**Aim**
Gather up all lines that carry the word "rzędzie".

**Data for this task**
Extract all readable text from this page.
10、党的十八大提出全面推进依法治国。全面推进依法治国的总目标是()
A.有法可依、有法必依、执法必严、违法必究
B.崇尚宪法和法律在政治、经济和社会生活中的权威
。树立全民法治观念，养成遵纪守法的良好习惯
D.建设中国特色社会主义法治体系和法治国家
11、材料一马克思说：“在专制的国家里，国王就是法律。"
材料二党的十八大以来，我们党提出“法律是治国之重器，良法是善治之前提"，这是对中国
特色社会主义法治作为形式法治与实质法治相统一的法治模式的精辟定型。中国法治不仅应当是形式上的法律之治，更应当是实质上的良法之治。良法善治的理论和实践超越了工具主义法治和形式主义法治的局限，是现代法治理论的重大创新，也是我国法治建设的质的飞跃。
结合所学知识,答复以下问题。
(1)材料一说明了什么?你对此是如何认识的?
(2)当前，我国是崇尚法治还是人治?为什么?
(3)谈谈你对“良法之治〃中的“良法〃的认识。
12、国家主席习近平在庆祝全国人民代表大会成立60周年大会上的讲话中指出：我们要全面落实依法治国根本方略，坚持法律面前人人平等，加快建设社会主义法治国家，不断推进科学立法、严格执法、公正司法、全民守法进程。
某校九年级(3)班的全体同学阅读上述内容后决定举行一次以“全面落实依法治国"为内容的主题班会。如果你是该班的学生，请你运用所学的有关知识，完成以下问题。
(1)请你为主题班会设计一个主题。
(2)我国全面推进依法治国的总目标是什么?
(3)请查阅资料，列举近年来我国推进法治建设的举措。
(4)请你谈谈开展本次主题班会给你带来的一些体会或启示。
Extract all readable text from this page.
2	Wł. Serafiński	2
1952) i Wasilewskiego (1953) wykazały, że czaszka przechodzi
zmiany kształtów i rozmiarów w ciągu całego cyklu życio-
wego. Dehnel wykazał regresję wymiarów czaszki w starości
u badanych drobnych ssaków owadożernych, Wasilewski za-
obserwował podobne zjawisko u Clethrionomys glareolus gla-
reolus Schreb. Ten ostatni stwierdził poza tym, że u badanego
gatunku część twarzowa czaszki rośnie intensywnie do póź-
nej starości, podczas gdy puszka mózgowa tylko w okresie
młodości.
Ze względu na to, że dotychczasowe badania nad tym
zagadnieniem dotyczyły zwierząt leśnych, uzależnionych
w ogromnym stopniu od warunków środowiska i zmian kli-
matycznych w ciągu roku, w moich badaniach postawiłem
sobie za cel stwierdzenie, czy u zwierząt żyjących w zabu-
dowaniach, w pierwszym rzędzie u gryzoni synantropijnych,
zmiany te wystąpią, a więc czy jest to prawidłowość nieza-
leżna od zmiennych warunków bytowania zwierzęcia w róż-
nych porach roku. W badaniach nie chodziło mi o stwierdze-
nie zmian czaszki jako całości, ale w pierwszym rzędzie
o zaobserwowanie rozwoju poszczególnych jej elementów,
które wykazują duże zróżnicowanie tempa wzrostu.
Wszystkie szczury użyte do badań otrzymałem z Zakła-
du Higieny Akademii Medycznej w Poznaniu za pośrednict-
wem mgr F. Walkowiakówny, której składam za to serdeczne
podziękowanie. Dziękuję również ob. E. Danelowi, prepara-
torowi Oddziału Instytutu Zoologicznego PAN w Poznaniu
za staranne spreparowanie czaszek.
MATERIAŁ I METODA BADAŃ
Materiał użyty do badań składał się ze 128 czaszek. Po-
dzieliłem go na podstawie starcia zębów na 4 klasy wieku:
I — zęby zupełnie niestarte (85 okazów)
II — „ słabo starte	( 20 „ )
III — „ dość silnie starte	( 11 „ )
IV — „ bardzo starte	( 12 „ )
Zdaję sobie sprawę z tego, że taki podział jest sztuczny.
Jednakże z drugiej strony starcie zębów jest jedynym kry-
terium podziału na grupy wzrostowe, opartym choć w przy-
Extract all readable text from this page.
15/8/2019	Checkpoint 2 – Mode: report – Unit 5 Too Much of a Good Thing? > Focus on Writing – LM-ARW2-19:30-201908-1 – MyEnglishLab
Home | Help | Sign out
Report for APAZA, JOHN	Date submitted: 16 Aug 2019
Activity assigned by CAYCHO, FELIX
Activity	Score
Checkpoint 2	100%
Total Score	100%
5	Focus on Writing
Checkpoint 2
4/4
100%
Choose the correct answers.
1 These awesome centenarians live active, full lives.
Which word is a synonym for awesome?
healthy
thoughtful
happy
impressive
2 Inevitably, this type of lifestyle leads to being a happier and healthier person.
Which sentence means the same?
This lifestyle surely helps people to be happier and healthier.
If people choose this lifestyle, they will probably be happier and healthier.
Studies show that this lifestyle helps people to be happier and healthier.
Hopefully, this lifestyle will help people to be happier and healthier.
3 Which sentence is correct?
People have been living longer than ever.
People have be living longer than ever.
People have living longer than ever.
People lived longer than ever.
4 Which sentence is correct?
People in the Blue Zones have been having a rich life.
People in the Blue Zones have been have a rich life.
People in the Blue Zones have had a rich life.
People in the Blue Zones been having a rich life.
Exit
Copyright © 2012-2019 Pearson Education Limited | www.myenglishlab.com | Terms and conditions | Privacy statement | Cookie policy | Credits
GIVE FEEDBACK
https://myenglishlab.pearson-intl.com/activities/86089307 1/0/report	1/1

**Result**
dowaniach, w pierwszym rzędzie u gryzoni synantropijnych,
nie zmian czaszki jako całości, ale w pierwszym rzędzie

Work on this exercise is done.